- _SHORT EXERCISE_
Lines containing "JSON" are to be counted. Report the count alone.

RECORD SET start

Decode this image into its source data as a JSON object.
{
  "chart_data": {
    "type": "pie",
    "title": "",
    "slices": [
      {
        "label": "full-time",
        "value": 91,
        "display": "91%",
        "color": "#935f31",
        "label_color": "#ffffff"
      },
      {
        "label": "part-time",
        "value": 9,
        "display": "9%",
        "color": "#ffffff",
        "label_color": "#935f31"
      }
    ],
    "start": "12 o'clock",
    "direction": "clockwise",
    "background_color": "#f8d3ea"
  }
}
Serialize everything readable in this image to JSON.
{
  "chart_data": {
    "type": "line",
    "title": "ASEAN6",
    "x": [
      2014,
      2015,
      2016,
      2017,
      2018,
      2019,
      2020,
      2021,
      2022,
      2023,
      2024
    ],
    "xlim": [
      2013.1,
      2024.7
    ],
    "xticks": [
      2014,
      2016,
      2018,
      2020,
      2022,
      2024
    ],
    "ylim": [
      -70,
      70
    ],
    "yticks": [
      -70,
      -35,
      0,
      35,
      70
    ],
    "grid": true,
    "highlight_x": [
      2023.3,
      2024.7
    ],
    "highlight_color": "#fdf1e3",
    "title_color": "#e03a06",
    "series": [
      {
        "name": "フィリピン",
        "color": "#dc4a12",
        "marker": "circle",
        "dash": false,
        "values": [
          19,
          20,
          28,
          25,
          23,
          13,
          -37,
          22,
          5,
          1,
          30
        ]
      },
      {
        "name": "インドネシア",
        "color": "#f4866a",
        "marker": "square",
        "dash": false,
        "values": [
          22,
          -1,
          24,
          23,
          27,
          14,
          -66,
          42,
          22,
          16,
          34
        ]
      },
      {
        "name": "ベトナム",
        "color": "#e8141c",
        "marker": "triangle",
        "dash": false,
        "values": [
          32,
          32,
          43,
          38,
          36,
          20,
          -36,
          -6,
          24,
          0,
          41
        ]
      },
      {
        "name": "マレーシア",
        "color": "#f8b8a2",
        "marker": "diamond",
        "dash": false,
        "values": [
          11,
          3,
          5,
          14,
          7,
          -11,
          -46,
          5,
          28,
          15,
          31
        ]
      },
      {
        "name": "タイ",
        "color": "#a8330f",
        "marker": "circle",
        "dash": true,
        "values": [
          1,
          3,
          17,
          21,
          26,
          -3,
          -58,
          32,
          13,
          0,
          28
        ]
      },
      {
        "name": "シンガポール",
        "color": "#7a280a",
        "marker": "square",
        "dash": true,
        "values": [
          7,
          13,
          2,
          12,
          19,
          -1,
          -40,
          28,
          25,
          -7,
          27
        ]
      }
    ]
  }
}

RECORD SET end

- _EXERCISE OUTPUT_
2